== 練習目的 ==
按照正文所述,燕山大學的前身是哪所學校?

== 正文 ==
我50年代初讀小學的時候,就有一課書,這課書里面,就是孩子和他的父親對話,他的父親問他,你長大了要做什么,他說我長大要做工程師,這課書在我的心里,留下很深的印象,就是我覺得我也想學工,我將來也想做工程師,我考上大學以后,一進大學的門,進清華園的門,就立了一個很高的豎的條幅,清華園——工程師的搖籃,所以工程師這個稱號,在我的心里是一個,根深蒂固的追求的目標。
工程師是很多人兒時的理想。但只有他們成年之后才明白,工程師不僅是富有成就感的崗位,確切地說,那是一個人綜合業務水平經過評審之后才能得到的職稱。今天的聶紹珉,是燕山大學的一名教授,一個培養未來工程師的人。同時他還擔任著學校的黨委書記,是2001年度職稱評審工作的負責人之一。
今年開始2001年度職稱的評審,全校教工們對這個事情眾目睽睽,請大家能夠公平、公正、公開的,履行這個職責。燕山大學校長王益群:下面請聶紹珉講兩句,我再給大家強調這么一個概念,作為一次職稱評審,它是學校很重要的導向,對學校的風氣有很大的影響,如果處理不好的話,就會有負作用,所以希望我們這次評審,能夠非常圓滿。
評職稱,是中國許多單位每一年都要做的工作。我國目前已建立28個職稱評審系列,擁有各級各類職稱的人數達數千萬人,大約涉及到三分之一的城鎮家庭。
1956年,我國開始實行技術職務任命制,職務的名稱同時作為工資標準等級而存在,此后二十多年時間,職稱工作陷于停頓狀態。1977年,為了落實知識分子政策,職稱制度得以重新恢復,它也從此成了我國專業技術人員重要的評價標準。
坐落在渤海之濱秦皇島市的燕山大學,前身是東北重型機械學院,是一個擁有上萬名學生,以工科為主的多科性重點大學,也是河北省高校當中唯一一個有正高職稱評審權的單位。對于燕山大學,各類職稱人數的多少,尤其是具有高級職稱的人數還是衡量學校工作成績的重要指標,同時,也關乎學校在整個教育系統的排名順序。
燕山大學校長校職稱評審委員會主任王益群:職稱是教師關注的一個熱點,因為他的聲望、他的待遇都和職稱掛鉤,評上一個教授每年要多拿一萬塊錢,一個副教授要拿出五六千塊錢,這是他的待遇,再一個,他的聲望他的聲譽,教授、副教授本身也是對他的一種激勵,所以在這一點上,是非常重要的一個指揮棒。

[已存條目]

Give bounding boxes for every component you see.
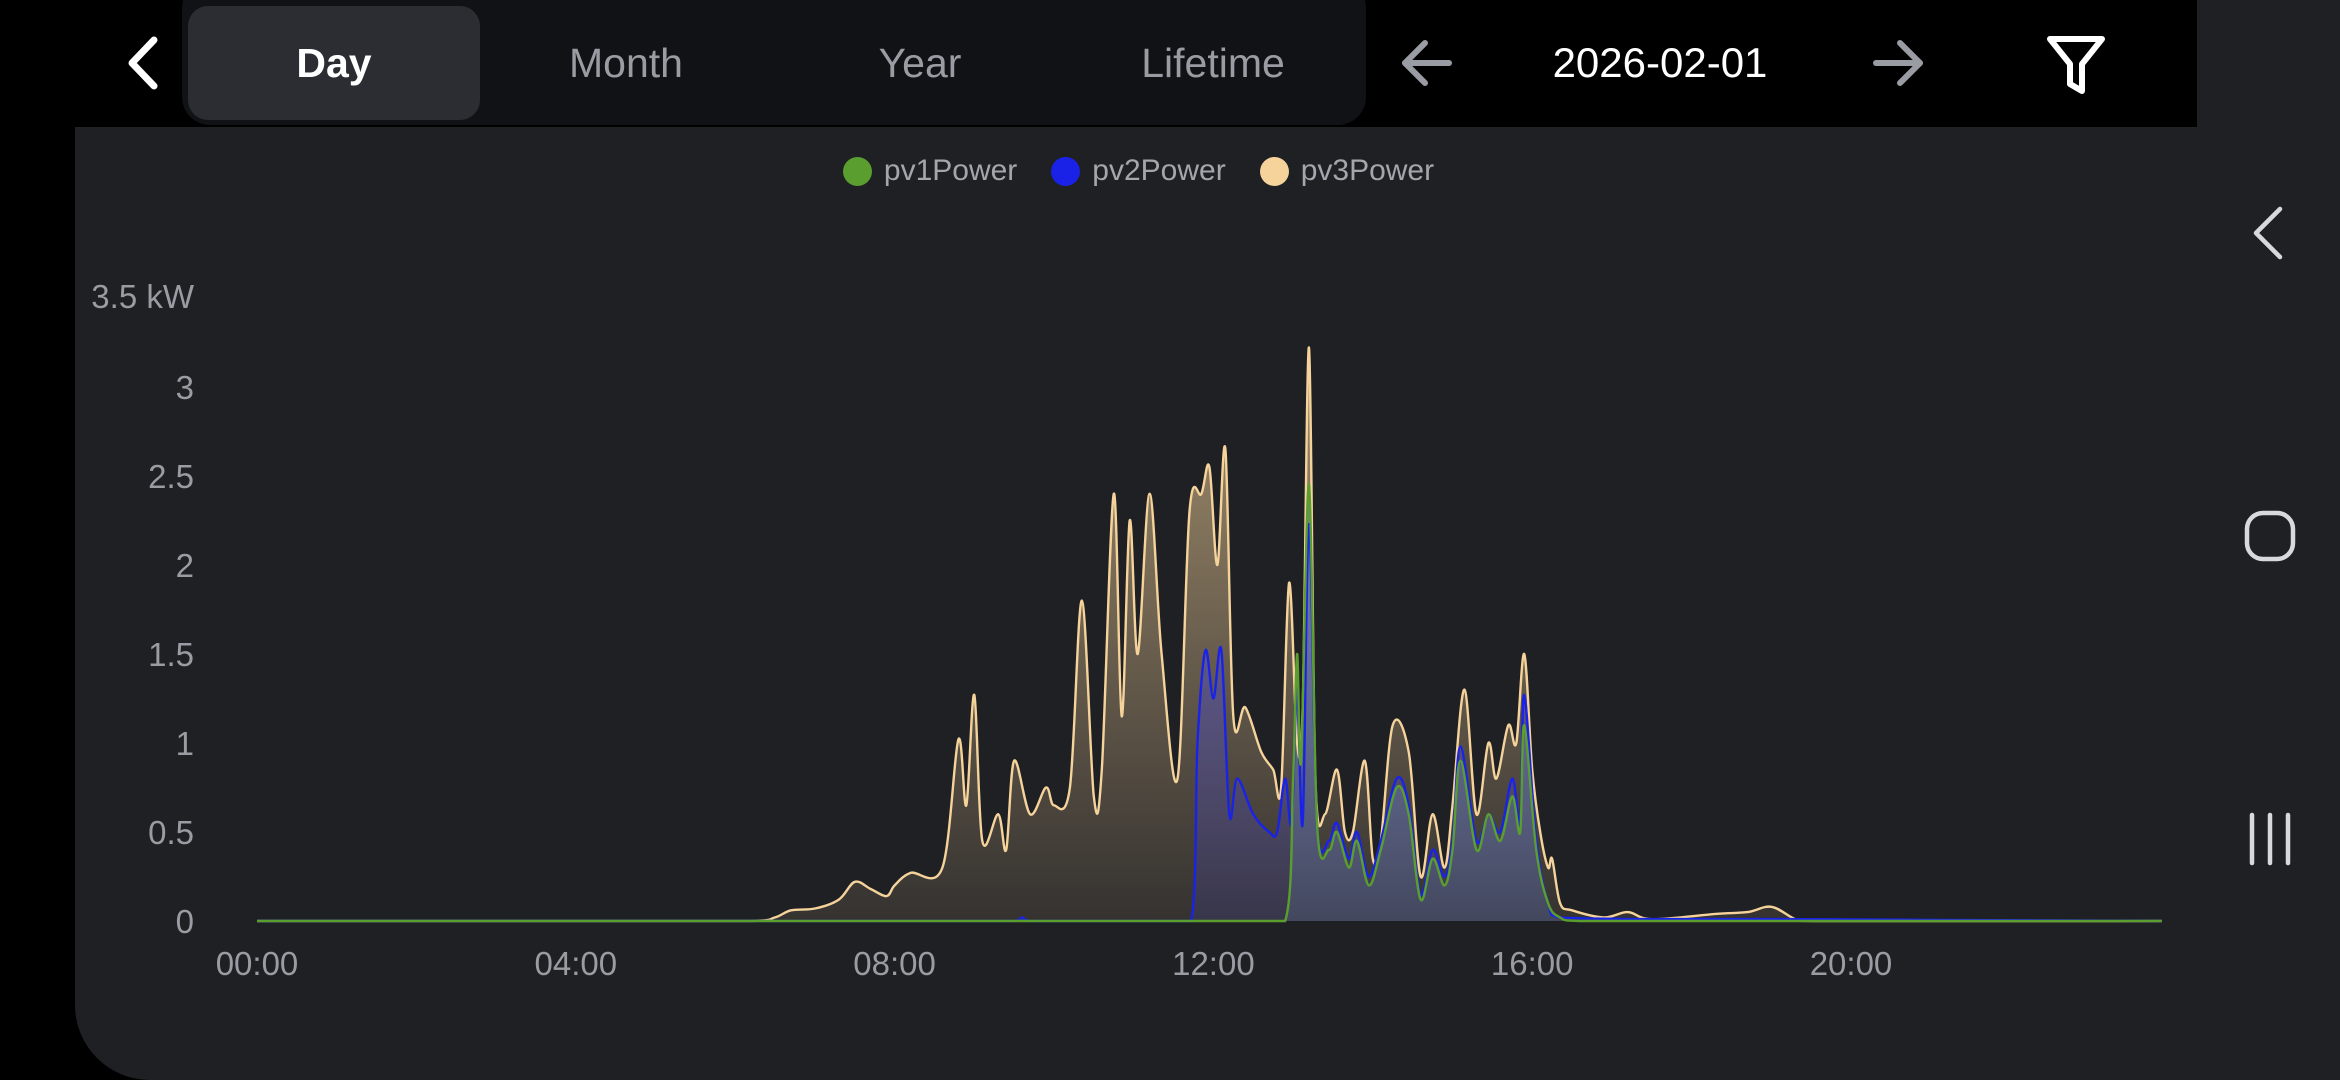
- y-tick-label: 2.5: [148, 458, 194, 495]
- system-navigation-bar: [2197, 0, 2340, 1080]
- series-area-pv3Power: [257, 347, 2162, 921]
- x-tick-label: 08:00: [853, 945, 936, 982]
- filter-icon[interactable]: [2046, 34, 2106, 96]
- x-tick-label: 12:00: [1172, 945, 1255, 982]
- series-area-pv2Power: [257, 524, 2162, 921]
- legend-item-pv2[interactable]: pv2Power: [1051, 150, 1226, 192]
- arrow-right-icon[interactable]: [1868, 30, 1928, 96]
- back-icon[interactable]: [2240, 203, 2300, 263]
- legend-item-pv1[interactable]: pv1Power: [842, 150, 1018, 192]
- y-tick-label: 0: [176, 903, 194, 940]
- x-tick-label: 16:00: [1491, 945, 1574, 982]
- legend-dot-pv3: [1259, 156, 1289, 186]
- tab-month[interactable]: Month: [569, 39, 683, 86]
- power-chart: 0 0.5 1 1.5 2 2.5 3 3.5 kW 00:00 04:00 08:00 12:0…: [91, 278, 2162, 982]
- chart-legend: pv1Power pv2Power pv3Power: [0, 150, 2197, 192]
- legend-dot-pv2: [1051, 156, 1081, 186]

== 參考答案 ==
東北重型機械學院。